[start of Records]

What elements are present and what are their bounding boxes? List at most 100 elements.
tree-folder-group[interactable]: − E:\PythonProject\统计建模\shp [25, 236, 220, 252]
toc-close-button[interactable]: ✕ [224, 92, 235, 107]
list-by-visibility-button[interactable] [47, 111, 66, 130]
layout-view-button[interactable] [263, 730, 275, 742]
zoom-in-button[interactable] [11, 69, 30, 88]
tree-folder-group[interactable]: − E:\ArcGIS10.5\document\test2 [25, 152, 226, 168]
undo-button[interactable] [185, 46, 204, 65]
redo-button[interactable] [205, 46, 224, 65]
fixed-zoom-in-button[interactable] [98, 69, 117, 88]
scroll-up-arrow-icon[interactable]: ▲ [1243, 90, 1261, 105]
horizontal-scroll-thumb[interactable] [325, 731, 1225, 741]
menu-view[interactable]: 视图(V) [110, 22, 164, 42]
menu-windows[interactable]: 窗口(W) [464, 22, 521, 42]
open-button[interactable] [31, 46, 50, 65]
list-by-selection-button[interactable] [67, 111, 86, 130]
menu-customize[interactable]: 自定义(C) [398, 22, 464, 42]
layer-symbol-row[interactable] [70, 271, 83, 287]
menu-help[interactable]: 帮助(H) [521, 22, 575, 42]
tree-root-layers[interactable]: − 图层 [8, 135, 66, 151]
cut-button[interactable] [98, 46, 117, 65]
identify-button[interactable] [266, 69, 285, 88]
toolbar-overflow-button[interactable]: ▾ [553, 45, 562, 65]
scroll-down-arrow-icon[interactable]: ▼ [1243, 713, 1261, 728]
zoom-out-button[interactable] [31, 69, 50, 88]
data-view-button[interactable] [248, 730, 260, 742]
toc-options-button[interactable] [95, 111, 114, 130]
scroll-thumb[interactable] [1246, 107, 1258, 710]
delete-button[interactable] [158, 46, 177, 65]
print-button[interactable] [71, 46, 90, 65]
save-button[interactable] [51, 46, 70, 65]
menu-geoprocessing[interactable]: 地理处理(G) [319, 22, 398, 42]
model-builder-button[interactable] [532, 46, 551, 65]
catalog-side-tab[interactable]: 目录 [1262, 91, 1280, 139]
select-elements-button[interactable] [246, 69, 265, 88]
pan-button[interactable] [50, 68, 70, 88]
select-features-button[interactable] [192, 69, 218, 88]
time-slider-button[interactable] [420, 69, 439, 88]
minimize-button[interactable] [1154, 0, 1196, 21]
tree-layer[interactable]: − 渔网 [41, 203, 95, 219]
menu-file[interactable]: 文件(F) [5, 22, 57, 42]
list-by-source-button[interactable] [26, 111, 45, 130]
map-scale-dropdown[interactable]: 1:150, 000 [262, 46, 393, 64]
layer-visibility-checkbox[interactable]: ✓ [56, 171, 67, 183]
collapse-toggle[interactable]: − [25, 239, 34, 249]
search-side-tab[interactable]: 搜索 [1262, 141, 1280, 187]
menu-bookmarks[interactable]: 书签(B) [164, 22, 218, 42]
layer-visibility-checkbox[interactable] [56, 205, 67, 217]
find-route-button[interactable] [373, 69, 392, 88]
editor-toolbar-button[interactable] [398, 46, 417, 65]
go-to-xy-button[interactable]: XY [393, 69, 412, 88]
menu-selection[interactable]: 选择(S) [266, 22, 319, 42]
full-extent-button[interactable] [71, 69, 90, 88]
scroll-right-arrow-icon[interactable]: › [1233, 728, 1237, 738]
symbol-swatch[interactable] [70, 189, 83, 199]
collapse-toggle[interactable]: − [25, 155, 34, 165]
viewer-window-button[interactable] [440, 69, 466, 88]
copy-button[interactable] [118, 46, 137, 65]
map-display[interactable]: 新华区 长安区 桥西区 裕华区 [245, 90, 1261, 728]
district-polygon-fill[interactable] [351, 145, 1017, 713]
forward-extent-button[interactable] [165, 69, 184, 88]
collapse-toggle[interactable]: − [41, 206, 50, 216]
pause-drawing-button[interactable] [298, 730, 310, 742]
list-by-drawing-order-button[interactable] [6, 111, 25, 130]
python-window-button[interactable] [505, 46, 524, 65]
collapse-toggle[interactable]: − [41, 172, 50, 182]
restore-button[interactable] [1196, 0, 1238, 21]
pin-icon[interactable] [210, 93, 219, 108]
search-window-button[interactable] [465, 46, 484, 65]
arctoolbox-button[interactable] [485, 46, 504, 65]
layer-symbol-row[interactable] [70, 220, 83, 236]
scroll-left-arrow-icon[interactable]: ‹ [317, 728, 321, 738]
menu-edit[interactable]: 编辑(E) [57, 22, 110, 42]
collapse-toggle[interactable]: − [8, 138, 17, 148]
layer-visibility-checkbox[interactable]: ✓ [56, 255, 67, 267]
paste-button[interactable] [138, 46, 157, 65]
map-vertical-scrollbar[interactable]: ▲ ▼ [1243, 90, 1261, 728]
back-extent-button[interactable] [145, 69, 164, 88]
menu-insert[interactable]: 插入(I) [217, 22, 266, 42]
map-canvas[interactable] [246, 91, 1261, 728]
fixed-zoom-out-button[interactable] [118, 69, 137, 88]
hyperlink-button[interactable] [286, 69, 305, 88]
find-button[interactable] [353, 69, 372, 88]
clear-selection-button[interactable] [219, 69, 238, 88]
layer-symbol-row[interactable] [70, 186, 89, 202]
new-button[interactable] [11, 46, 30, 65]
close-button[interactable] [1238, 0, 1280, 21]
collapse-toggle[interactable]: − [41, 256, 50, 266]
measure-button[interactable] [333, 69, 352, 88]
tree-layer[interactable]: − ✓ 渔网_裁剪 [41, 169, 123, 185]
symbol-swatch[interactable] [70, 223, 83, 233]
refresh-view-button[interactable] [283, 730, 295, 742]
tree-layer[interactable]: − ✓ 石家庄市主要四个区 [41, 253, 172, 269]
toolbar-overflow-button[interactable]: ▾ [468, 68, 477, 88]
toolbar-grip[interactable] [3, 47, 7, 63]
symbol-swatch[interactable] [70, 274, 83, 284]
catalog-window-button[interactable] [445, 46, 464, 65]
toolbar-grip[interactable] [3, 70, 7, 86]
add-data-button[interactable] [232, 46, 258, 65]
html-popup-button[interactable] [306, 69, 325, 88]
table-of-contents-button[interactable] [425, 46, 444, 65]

[end of Records]

Problem to solve
Can you arrange the lines of the records as a numbered list, beginning at the start of the records and going on through the line that contains "fixed-zoom-in-button[interactable] [98, 69, 117, 88]", both included and with blank lines left out?

Written response
1. What elements are present and what are their bounding boxes? List at most 100 elements.
2. tree-folder-group[interactable]: − E:\PythonProject\统计建模\shp [25, 236, 220, 252]
3. toc-close-button[interactable]: ✕ [224, 92, 235, 107]
4. list-by-visibility-button[interactable] [47, 111, 66, 130]
5. layout-view-button[interactable] [263, 730, 275, 742]
6. zoom-in-button[interactable] [11, 69, 30, 88]
7. tree-folder-group[interactable]: − E:\ArcGIS10.5\document\test2 [25, 152, 226, 168]
8. undo-button[interactable] [185, 46, 204, 65]
9. redo-button[interactable] [205, 46, 224, 65]
10. fixed-zoom-in-button[interactable] [98, 69, 117, 88]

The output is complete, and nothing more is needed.